**PROBLEM STATEMENT**.
Give the number of lines containing "Microsoft" in this listing, with no other words.

**Stored entries**.
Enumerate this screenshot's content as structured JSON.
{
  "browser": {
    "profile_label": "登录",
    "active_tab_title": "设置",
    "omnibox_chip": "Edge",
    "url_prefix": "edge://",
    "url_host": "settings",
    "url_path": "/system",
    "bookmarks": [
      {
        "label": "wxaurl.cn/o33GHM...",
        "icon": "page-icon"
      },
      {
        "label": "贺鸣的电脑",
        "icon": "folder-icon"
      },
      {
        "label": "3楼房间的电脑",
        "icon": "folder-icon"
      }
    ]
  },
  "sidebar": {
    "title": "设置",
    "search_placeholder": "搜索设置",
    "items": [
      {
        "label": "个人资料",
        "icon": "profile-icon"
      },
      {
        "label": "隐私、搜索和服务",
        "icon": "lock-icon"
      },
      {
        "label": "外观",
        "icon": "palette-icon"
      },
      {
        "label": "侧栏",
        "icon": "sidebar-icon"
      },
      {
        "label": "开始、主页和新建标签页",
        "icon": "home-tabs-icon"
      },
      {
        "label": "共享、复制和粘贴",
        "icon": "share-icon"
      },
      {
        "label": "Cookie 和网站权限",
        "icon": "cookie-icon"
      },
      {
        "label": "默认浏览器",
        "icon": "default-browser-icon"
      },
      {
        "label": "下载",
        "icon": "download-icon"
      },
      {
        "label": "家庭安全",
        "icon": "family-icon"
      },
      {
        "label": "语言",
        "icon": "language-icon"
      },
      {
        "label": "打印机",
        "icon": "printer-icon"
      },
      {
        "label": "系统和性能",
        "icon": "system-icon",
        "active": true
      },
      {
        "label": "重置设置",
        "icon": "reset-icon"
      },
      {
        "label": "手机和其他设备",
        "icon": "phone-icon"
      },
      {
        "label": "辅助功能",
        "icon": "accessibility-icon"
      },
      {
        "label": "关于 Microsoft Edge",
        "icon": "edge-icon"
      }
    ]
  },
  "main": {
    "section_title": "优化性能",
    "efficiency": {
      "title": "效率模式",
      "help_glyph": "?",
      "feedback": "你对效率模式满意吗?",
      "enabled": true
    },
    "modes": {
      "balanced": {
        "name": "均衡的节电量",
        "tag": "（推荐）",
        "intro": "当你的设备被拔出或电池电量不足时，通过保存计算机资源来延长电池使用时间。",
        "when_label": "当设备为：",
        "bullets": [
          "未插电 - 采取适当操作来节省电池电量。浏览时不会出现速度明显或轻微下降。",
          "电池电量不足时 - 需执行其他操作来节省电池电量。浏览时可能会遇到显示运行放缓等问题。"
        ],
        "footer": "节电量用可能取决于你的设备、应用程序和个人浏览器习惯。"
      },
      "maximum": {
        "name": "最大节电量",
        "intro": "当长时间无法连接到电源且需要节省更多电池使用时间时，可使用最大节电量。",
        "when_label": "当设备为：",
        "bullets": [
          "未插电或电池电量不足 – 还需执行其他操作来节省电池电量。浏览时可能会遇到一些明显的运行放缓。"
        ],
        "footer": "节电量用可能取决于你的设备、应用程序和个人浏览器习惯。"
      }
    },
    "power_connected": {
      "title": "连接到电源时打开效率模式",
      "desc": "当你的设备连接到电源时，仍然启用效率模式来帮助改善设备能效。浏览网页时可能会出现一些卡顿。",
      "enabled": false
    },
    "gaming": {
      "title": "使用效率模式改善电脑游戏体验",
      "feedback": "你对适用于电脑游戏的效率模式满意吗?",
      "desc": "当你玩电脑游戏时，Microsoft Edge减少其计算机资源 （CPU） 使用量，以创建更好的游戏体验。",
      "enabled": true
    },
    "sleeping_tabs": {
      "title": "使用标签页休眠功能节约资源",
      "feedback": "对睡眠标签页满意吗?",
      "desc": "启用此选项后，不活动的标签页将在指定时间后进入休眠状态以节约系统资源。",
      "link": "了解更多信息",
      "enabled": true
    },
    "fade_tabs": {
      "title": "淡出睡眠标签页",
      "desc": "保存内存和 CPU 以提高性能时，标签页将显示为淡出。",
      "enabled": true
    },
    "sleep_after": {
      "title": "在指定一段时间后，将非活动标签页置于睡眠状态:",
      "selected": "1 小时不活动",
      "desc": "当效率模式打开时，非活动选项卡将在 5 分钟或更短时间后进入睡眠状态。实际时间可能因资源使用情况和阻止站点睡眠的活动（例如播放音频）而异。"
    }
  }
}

**OUTPUT FOR THIS EXERCISE**.
2